# Aim
List each line of the data that holds the string "tempo".

# Supplied material
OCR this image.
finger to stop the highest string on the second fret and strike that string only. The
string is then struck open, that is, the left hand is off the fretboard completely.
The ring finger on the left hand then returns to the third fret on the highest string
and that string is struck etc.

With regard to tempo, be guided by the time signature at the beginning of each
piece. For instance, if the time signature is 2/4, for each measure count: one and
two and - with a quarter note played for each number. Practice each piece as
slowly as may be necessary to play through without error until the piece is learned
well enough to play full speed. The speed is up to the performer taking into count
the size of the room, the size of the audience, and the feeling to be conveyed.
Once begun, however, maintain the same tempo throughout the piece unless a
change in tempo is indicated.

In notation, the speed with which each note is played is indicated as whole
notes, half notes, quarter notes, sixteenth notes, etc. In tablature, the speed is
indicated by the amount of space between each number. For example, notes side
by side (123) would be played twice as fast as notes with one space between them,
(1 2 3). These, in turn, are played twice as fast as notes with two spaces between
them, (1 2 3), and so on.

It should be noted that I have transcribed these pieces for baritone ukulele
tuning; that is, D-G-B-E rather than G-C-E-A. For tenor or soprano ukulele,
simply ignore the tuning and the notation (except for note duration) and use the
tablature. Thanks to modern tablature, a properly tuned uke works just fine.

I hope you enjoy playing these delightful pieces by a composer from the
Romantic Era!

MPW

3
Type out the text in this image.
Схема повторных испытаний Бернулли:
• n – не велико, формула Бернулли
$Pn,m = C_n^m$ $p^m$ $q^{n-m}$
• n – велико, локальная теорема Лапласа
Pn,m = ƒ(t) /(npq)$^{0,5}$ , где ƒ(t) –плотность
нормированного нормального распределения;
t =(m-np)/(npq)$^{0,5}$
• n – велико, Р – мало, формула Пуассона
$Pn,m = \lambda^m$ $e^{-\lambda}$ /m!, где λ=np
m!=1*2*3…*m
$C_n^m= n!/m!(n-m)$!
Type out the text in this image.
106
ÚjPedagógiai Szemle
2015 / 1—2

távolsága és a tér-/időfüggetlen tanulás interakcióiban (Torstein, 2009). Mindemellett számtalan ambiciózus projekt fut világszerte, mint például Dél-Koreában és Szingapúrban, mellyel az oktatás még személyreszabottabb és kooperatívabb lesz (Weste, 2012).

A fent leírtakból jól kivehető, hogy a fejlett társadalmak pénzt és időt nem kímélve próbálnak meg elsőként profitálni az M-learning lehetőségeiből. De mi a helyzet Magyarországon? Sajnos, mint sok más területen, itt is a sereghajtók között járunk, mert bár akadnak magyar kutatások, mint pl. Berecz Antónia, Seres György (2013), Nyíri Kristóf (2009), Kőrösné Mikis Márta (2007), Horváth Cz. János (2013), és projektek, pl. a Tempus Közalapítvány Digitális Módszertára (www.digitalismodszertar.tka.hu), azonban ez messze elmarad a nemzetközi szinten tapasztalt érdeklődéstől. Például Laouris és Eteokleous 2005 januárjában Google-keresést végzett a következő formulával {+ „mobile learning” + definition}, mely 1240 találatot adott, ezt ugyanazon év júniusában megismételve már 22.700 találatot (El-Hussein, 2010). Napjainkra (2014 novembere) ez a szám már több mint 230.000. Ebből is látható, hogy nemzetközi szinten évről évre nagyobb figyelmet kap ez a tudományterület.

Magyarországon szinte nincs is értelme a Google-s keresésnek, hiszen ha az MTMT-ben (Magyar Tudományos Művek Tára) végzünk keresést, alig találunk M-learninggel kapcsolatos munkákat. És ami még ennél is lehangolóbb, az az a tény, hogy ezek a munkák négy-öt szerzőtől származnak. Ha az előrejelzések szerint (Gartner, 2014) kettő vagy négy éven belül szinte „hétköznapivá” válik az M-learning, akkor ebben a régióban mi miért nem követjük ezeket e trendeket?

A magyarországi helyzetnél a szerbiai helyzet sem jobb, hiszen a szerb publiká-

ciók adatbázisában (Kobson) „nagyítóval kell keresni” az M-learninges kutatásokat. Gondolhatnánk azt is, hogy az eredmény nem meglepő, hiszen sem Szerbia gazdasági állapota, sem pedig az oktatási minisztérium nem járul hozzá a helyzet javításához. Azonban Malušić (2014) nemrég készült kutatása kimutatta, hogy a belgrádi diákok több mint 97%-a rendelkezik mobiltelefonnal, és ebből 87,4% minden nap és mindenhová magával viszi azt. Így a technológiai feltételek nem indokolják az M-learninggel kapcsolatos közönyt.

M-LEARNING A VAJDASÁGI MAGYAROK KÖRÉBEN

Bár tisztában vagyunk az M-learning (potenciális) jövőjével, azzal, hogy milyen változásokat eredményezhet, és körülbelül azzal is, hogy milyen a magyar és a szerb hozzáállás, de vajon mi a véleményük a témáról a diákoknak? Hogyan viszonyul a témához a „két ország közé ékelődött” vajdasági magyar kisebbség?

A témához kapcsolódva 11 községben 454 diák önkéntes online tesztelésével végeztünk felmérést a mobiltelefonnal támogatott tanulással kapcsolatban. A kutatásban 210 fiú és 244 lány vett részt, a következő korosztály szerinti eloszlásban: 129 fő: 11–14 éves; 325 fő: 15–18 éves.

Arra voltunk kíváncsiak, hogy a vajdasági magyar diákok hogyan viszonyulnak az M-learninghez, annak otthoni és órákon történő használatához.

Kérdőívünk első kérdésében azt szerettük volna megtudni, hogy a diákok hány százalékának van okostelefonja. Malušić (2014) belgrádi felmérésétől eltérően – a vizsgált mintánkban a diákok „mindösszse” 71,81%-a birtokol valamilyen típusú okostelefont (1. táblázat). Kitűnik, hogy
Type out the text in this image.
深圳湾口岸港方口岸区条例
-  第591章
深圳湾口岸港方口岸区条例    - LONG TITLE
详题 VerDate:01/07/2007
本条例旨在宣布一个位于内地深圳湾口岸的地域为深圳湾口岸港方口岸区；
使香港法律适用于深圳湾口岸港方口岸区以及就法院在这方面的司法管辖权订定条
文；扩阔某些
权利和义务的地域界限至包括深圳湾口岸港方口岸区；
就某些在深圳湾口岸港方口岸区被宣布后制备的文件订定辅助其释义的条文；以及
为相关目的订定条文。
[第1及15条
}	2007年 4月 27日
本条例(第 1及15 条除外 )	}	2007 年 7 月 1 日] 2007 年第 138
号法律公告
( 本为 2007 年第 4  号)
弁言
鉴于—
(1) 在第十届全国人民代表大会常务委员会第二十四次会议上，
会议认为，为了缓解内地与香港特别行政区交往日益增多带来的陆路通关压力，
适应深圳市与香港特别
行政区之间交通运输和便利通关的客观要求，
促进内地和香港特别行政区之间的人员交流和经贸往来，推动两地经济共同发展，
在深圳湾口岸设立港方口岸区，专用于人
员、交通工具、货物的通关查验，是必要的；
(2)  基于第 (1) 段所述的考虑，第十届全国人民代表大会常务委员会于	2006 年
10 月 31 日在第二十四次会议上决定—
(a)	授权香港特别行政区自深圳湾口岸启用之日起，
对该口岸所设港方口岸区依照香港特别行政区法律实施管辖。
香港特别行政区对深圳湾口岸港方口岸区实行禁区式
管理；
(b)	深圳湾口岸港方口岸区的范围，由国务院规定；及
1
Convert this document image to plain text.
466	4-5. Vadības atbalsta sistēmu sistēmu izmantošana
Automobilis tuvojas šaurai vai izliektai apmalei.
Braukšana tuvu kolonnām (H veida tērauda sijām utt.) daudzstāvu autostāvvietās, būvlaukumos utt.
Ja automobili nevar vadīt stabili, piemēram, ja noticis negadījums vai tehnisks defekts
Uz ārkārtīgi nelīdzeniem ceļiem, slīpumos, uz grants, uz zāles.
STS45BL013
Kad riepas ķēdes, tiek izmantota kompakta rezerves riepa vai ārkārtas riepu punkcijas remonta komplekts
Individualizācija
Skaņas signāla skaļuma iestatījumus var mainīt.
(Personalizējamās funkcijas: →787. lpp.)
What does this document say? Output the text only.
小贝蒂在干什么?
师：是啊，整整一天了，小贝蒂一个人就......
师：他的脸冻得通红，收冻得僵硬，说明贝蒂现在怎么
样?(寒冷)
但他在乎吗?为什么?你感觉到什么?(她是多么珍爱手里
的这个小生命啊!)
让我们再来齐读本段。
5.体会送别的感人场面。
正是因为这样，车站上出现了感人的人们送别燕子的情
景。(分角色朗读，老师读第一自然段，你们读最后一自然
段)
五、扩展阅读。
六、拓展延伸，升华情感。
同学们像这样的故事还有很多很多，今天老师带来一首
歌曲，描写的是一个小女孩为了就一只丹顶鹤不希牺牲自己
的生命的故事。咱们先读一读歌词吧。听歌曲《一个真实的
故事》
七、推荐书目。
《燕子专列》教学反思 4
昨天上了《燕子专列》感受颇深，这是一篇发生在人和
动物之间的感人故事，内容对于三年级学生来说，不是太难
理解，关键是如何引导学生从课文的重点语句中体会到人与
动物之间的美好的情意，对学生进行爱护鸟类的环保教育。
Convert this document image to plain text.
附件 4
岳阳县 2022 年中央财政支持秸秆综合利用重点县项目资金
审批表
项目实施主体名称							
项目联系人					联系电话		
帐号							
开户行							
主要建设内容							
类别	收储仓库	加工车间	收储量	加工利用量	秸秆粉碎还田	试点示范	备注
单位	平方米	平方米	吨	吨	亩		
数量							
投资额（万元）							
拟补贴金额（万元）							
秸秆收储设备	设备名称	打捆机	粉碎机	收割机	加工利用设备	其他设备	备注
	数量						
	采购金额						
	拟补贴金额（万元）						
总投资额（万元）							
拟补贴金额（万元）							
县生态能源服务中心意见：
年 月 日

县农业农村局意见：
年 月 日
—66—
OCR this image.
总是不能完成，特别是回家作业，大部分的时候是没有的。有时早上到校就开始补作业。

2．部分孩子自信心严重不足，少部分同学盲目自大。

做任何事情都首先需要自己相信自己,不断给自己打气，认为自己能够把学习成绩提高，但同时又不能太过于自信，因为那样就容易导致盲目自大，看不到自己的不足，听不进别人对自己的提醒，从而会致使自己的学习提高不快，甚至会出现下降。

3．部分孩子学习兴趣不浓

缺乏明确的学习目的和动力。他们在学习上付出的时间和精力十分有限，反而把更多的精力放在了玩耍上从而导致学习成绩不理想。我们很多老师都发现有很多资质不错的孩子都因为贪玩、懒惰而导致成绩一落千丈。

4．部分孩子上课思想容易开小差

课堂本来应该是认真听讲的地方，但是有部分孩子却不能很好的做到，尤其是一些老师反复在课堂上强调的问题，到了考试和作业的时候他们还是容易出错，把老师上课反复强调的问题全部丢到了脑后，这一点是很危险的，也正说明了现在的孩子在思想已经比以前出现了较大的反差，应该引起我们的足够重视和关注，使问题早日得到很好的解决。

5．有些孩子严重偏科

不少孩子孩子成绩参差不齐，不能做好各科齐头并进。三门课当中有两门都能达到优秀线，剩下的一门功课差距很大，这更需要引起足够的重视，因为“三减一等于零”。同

# Result for this exercise
With regard to tempo, be guided by the time signature at the beginning of each
Once begun, however, maintain the same tempo throughout the piece unless a
change in tempo is indicated.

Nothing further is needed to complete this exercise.